▶ [The exercise] Find the string "text" in the records. Copy every line it appears in.

============

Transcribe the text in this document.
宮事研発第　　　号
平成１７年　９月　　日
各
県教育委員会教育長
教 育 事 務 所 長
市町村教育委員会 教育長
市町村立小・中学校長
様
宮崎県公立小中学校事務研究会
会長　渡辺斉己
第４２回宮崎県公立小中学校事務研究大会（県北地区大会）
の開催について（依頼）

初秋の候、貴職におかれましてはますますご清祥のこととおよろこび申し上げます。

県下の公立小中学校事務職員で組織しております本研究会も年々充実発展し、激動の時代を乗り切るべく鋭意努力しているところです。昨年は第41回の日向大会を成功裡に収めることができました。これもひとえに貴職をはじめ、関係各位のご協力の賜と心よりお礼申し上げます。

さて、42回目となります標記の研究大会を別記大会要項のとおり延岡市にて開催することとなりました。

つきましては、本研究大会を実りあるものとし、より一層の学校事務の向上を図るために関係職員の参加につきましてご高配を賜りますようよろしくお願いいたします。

============

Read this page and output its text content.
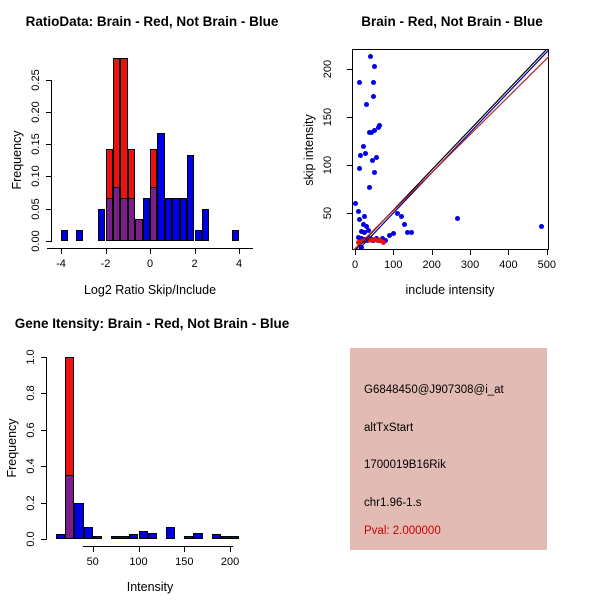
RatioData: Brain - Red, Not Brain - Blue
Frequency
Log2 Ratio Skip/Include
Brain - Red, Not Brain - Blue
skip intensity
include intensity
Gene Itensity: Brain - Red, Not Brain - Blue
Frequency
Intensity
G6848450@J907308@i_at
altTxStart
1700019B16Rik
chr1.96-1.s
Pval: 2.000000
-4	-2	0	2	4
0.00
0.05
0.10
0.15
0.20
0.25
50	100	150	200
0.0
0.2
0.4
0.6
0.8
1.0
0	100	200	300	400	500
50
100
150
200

============

▶ [Task response]
Transcribe the text in this document.
Read this page and output its text content.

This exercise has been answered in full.